* start Task inputs *

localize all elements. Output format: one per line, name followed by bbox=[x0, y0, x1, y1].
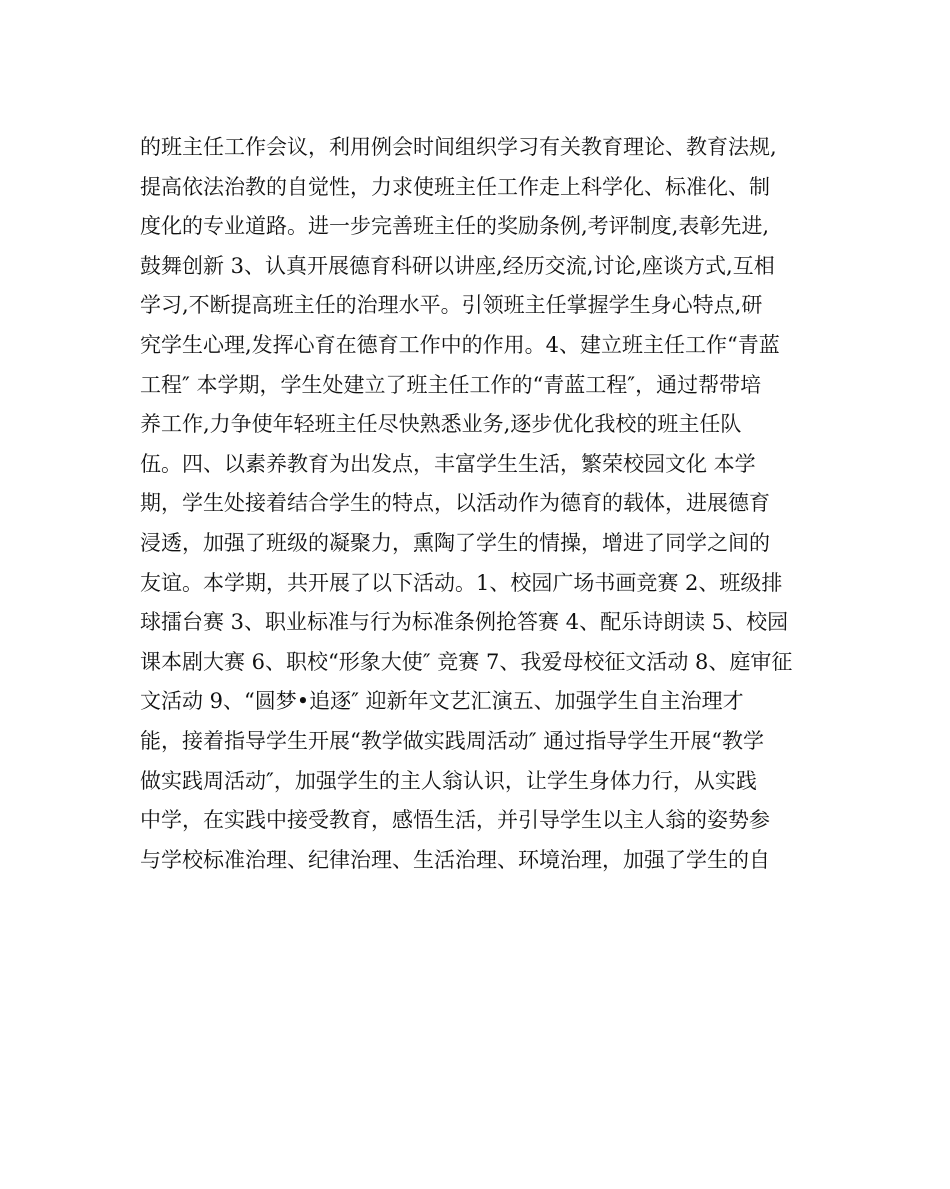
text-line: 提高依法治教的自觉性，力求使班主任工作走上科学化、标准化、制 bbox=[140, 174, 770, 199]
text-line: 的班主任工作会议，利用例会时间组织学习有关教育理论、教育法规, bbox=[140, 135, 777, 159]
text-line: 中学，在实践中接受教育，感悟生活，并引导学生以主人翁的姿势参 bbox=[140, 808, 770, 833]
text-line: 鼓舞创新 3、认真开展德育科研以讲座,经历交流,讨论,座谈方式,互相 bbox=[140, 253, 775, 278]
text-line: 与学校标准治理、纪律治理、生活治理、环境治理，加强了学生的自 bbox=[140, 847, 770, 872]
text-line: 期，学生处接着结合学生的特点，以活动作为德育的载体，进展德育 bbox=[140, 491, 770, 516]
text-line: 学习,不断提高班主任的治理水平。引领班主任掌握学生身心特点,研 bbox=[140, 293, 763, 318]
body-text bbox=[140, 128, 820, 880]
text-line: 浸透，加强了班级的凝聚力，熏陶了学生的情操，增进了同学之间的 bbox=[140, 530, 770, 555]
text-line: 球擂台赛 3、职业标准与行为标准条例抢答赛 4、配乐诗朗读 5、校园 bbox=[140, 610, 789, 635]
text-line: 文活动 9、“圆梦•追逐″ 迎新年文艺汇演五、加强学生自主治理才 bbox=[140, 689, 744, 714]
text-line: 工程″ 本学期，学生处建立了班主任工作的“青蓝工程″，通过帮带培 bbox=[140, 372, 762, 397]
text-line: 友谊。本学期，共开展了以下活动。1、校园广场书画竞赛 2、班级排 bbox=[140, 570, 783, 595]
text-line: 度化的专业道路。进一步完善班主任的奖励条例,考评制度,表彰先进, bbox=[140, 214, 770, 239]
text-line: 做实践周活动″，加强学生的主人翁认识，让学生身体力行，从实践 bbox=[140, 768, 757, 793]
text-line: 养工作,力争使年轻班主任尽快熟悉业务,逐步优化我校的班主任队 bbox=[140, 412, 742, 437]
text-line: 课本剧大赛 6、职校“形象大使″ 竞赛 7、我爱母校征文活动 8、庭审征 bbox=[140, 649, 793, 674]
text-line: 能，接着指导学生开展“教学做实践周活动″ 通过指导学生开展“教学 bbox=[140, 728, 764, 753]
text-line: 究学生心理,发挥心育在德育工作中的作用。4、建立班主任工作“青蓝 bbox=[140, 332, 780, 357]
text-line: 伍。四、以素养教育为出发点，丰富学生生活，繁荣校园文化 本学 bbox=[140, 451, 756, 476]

* end Task inputs *

Rewrite every line of the data above as a numbered list, leaving out blank lines and any picture entries.

_Answer below_:
1. localize all elements. Output format: one per line, name followed by bbox=[x0, y0, x1, y1].
2. text-line: 提高依法治教的自觉性，力求使班主任工作走上科学化、标准化、制 bbox=[140, 174, 770, 199]
3. text-line: 的班主任工作会议，利用例会时间组织学习有关教育理论、教育法规, bbox=[140, 135, 777, 159]
4. text-line: 中学，在实践中接受教育，感悟生活，并引导学生以主人翁的姿势参 bbox=[140, 808, 770, 833]
5. text-line: 鼓舞创新 3、认真开展德育科研以讲座,经历交流,讨论,座谈方式,互相 bbox=[140, 253, 775, 278]
6. text-line: 与学校标准治理、纪律治理、生活治理、环境治理，加强了学生的自 bbox=[140, 847, 770, 872]
7. text-line: 期，学生处接着结合学生的特点，以活动作为德育的载体，进展德育 bbox=[140, 491, 770, 516]
8. text-line: 学习,不断提高班主任的治理水平。引领班主任掌握学生身心特点,研 bbox=[140, 293, 763, 318]
9. body-text bbox=[140, 128, 820, 880]
10. text-line: 浸透，加强了班级的凝聚力，熏陶了学生的情操，增进了同学之间的 bbox=[140, 530, 770, 555]
11. text-line: 球擂台赛 3、职业标准与行为标准条例抢答赛 4、配乐诗朗读 5、校园 bbox=[140, 610, 789, 635]
12. text-line: 文活动 9、“圆梦•追逐″ 迎新年文艺汇演五、加强学生自主治理才 bbox=[140, 689, 744, 714]
13. text-line: 工程″ 本学期，学生处建立了班主任工作的“青蓝工程″，通过帮带培 bbox=[140, 372, 762, 397]
14. text-line: 友谊。本学期，共开展了以下活动。1、校园广场书画竞赛 2、班级排 bbox=[140, 570, 783, 595]
15. text-line: 度化的专业道路。进一步完善班主任的奖励条例,考评制度,表彰先进, bbox=[140, 214, 770, 239]
16. text-line: 做实践周活动″，加强学生的主人翁认识，让学生身体力行，从实践 bbox=[140, 768, 757, 793]
17. text-line: 养工作,力争使年轻班主任尽快熟悉业务,逐步优化我校的班主任队 bbox=[140, 412, 742, 437]
18. text-line: 课本剧大赛 6、职校“形象大使″ 竞赛 7、我爱母校征文活动 8、庭审征 bbox=[140, 649, 793, 674]
19. text-line: 能，接着指导学生开展“教学做实践周活动″ 通过指导学生开展“教学 bbox=[140, 728, 764, 753]
20. text-line: 究学生心理,发挥心育在德育工作中的作用。4、建立班主任工作“青蓝 bbox=[140, 332, 780, 357]
21. text-line: 伍。四、以素养教育为出发点，丰富学生生活，繁荣校园文化 本学 bbox=[140, 451, 756, 476]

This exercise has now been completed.